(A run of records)
════════════════════
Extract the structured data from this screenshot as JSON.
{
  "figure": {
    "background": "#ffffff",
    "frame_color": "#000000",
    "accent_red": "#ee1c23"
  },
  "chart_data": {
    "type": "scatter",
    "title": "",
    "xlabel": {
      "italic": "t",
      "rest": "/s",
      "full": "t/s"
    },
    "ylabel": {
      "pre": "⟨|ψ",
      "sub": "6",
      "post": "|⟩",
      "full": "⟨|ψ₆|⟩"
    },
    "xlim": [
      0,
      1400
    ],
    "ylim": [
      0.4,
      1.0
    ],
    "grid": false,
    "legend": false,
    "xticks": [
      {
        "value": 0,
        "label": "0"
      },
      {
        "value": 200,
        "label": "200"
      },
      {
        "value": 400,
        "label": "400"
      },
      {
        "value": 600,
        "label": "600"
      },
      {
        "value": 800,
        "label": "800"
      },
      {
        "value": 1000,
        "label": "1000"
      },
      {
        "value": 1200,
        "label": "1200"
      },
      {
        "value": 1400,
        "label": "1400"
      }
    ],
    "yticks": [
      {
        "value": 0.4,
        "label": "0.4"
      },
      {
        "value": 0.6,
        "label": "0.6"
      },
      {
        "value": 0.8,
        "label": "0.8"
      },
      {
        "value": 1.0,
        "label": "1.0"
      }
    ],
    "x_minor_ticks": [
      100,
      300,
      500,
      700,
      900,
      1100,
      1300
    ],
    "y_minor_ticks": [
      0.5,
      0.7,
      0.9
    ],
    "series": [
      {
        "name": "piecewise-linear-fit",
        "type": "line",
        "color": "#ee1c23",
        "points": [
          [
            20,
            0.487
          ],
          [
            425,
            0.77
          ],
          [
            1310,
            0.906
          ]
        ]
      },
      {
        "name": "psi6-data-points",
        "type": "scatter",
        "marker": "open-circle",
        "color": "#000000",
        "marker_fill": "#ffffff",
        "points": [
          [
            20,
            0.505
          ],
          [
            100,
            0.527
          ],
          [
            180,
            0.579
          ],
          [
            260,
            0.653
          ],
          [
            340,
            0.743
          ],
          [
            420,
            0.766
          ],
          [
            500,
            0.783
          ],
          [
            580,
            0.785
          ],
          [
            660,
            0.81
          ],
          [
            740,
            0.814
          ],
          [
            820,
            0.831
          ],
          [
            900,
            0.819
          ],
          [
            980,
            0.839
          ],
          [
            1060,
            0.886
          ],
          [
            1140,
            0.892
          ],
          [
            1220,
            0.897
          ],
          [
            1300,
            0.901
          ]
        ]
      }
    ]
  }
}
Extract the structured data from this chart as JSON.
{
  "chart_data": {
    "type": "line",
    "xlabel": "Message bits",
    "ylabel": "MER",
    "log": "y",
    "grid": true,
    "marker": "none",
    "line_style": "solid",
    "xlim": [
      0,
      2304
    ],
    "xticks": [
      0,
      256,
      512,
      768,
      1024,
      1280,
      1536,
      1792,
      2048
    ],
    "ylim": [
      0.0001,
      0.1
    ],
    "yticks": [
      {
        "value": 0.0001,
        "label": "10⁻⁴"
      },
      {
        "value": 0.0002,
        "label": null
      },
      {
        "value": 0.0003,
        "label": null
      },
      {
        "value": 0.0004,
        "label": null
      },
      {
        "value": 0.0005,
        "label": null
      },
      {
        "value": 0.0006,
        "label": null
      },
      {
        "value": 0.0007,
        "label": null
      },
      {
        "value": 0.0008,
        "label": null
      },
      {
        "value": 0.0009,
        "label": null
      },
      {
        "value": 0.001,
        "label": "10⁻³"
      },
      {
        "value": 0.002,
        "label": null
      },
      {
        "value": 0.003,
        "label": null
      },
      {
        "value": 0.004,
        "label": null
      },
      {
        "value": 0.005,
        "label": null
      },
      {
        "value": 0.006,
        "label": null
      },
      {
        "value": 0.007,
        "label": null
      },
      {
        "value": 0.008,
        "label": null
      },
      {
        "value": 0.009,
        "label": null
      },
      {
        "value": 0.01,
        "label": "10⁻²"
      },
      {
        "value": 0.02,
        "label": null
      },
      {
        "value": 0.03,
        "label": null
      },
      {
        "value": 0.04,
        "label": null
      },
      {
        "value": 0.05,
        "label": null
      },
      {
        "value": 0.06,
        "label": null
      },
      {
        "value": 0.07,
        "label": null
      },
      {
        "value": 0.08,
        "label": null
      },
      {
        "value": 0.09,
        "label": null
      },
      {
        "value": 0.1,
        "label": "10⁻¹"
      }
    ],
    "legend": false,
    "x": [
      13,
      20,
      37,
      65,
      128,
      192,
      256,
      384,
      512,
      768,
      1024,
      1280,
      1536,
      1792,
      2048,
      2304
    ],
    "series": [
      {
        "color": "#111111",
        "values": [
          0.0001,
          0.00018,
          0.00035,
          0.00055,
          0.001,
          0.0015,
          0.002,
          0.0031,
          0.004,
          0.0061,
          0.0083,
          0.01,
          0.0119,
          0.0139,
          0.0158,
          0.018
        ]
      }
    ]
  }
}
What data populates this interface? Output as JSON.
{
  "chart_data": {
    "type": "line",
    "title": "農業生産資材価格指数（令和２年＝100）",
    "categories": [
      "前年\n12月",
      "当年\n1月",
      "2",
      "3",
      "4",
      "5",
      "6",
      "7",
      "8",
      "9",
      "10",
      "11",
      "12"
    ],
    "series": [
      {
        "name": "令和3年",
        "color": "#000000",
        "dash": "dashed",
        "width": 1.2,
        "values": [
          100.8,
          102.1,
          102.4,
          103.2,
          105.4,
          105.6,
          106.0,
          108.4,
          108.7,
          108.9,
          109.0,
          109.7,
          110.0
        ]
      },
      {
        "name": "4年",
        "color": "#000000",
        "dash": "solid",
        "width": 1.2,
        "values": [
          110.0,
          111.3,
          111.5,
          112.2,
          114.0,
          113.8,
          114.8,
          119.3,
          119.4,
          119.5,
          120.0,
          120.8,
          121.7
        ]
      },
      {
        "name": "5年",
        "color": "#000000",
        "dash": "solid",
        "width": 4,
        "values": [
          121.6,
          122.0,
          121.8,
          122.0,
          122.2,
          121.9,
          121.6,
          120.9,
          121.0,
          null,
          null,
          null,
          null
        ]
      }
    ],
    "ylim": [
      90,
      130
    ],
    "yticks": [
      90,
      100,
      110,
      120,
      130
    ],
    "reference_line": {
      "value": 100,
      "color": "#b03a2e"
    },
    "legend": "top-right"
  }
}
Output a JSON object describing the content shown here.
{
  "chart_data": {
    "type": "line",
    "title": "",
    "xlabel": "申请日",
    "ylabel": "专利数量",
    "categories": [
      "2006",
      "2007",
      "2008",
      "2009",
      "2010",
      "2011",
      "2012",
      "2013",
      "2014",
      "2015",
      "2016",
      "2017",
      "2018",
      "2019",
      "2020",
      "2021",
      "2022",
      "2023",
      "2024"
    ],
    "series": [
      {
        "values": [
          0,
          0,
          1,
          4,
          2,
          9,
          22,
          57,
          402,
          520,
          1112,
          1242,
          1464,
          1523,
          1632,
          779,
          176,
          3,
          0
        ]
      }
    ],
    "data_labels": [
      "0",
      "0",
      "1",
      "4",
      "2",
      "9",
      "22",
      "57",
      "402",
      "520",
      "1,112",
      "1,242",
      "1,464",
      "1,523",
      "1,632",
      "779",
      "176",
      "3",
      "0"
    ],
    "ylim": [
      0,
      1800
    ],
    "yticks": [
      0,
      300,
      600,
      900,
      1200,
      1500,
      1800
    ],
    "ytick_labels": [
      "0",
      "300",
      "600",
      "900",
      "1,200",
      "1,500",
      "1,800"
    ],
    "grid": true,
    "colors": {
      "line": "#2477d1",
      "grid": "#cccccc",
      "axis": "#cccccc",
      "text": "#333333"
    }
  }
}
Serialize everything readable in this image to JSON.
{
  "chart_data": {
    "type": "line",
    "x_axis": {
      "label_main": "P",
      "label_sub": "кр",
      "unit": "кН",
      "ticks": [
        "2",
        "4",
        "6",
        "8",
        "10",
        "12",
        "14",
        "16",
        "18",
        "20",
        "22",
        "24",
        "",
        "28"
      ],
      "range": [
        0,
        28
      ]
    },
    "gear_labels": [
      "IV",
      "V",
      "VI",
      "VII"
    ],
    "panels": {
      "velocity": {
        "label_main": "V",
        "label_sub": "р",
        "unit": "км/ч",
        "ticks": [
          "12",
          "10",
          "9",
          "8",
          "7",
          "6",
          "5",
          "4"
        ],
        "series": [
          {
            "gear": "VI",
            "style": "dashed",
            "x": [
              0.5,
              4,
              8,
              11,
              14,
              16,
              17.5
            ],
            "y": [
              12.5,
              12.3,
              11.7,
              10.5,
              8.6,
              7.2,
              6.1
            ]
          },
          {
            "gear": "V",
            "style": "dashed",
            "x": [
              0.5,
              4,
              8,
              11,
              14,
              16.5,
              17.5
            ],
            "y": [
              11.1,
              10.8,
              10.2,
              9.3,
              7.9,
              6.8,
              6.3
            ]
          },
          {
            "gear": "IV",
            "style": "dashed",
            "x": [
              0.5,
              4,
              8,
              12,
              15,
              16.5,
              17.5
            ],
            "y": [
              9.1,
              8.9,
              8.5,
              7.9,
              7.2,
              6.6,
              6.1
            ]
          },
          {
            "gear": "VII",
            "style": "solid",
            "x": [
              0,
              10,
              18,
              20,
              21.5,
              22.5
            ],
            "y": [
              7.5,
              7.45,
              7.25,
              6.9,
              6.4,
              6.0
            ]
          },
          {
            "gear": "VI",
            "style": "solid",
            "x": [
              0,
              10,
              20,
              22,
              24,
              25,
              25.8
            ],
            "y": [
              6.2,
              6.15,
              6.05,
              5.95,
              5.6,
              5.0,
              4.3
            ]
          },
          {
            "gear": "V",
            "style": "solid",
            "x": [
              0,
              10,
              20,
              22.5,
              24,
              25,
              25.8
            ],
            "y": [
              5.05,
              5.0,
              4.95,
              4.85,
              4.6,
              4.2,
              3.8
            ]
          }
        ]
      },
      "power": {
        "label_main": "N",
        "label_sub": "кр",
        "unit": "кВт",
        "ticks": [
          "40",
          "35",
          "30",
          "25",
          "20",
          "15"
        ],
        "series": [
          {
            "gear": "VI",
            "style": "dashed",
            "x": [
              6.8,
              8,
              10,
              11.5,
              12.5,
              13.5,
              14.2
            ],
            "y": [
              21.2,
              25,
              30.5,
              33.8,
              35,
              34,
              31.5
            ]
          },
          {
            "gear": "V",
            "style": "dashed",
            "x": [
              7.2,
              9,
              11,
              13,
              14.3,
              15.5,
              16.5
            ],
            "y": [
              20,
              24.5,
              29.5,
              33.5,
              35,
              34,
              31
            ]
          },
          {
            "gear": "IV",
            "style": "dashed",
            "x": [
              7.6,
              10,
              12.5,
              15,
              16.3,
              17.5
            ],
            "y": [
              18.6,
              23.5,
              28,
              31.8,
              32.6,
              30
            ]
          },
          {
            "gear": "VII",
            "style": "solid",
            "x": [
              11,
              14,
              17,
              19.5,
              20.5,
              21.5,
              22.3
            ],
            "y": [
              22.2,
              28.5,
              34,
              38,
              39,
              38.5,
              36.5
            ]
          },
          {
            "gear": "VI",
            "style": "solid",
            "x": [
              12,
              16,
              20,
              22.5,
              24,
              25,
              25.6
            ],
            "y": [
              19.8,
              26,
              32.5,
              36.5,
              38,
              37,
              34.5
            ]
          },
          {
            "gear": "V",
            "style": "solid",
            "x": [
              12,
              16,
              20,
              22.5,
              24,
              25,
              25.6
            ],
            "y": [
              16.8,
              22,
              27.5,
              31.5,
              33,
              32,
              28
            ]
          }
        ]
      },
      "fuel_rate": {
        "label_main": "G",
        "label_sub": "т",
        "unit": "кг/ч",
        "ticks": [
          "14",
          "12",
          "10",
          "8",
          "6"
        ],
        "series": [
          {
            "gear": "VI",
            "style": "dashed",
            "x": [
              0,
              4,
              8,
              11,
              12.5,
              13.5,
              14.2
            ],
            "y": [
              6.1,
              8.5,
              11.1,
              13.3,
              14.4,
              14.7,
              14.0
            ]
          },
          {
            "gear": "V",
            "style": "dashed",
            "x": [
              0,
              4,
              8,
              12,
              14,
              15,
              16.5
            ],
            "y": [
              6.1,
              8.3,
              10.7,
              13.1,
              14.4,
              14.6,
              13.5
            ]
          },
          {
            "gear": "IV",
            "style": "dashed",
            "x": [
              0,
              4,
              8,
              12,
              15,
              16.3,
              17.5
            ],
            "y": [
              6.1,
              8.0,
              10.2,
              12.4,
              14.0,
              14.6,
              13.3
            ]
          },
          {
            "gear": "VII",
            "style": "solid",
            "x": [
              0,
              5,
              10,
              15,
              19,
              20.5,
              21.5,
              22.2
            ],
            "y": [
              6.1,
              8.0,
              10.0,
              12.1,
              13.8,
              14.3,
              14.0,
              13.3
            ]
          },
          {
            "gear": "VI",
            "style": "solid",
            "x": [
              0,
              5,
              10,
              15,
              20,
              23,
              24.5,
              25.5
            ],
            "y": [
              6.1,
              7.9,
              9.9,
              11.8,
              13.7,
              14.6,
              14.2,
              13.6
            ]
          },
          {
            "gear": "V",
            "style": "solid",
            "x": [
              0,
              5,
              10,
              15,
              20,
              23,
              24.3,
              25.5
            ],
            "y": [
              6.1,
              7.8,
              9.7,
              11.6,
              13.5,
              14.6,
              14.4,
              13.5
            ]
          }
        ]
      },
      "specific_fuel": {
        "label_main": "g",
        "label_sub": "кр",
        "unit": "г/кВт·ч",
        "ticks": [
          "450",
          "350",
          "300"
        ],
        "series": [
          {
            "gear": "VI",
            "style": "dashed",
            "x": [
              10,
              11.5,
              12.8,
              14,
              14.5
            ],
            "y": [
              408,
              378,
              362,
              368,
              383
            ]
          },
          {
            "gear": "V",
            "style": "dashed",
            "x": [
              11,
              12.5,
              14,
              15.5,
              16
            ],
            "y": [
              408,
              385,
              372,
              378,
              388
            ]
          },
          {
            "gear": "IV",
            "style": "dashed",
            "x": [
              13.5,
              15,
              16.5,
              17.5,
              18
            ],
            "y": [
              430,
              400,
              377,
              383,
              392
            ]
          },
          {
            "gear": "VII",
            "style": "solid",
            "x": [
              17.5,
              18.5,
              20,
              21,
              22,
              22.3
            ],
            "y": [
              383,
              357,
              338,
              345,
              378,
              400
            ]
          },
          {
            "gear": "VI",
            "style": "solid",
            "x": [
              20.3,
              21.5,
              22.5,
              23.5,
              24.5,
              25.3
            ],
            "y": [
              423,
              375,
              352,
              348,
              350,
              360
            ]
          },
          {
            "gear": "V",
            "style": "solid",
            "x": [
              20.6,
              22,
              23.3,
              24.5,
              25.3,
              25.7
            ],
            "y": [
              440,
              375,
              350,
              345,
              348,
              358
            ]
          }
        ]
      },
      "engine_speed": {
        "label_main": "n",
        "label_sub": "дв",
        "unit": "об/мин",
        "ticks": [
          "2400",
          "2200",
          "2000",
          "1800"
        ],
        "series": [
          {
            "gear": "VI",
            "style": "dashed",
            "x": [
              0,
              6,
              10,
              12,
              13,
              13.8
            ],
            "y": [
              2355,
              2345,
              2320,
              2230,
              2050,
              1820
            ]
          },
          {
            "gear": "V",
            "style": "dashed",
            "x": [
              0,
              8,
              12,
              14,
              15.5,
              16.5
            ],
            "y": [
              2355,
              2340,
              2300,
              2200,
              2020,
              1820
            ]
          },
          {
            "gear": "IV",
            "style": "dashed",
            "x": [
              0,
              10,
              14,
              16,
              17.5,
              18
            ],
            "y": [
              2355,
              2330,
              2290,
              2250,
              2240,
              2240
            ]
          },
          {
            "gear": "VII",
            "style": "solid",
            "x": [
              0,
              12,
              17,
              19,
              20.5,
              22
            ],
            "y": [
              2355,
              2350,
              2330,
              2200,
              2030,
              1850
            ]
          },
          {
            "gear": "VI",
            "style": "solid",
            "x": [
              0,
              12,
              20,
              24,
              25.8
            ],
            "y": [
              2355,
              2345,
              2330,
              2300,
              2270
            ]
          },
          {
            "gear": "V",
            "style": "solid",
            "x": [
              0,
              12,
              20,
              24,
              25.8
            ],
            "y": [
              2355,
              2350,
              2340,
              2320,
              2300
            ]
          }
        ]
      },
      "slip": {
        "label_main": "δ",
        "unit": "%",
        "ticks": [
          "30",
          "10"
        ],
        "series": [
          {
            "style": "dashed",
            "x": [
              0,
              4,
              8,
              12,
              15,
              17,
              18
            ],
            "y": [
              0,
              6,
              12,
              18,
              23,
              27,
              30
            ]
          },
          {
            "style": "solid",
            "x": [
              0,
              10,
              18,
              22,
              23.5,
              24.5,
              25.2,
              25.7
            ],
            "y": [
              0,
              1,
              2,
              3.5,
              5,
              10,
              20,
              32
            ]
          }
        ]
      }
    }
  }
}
════════════════════
=== Directions ===
Return only those lines of the records that contain the string "from".

=== Answer below ===
Extract the structured data from this screenshot as JSON.
Extract the structured data from this chart as JSON.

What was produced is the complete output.